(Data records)

────────────────────

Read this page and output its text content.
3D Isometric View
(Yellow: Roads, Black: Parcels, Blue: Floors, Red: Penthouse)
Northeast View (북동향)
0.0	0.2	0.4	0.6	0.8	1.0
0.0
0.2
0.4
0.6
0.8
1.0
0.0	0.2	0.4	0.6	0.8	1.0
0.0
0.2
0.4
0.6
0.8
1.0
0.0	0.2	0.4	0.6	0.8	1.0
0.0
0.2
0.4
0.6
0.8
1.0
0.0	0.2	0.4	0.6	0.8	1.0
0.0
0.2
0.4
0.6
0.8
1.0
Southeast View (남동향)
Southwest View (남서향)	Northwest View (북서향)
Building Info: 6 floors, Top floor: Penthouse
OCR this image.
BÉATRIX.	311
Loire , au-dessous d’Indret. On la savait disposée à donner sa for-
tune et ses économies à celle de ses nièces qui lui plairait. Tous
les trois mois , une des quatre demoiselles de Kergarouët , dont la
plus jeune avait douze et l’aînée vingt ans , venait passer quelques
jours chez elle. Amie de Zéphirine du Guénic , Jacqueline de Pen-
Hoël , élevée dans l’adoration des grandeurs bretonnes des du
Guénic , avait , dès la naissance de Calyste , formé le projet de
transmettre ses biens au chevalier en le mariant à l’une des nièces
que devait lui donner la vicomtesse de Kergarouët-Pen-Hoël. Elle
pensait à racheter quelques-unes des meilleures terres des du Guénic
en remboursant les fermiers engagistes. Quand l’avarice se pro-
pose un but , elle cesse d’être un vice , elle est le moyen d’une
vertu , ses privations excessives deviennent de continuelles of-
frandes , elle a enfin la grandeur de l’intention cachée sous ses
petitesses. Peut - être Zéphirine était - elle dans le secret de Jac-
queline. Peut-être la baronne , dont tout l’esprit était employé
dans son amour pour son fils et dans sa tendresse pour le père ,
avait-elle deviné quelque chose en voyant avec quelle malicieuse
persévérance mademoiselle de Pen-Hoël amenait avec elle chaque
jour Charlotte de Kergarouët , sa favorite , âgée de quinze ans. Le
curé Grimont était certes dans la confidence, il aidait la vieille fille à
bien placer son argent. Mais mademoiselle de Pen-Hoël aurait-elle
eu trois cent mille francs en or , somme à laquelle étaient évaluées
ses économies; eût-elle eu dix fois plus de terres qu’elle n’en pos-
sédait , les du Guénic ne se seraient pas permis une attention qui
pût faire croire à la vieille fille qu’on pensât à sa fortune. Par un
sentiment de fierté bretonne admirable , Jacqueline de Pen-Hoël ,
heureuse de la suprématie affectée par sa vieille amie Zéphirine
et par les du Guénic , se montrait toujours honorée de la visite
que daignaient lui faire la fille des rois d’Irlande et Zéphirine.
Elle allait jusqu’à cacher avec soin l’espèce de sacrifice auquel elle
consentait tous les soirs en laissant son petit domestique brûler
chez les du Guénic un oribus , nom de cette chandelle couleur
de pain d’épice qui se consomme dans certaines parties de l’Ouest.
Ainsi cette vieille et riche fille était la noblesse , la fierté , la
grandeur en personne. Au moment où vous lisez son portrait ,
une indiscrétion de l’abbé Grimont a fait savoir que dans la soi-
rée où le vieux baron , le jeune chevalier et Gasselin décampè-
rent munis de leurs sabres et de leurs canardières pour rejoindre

────────────────────

GOAL OF THE EXERCISE:
Filter the listing for the word "chevalier" and copy every line that holds it.

ANSWER TO THIS EXERCISE:
transmettre ses biens au chevalier en le mariant à l’une des nièces
rée où le vieux baron , le jeune chevalier et Gasselin décampè-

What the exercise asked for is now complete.